▶ [MATERIAL FOR THE TASK]:
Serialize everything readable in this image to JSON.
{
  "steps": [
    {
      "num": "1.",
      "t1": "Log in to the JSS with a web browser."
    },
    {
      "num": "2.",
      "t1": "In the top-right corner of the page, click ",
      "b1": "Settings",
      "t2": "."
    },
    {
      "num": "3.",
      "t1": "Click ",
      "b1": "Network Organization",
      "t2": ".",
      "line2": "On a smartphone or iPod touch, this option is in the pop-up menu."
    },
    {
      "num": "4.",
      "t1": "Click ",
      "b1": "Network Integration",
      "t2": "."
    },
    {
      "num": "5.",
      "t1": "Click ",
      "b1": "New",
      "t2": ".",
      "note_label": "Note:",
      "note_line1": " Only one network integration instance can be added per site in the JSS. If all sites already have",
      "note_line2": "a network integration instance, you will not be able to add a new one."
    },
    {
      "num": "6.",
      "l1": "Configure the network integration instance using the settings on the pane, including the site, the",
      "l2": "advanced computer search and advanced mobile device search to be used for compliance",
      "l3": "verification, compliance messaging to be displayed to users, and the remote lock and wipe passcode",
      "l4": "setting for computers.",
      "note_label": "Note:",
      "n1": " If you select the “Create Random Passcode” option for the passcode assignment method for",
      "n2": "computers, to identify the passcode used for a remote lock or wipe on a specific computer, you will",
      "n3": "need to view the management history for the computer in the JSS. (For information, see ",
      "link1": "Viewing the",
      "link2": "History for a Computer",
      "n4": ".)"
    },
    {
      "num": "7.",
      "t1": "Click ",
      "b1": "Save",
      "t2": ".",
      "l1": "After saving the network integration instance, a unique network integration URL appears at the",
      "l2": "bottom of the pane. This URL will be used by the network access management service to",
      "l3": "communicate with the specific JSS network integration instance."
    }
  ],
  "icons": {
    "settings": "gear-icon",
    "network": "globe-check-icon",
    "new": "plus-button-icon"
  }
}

▶ [DIRECTIVE]:
Give only the number of lines in the material above that include the word "with".

▶ [EXERCISE ANSWER]:
2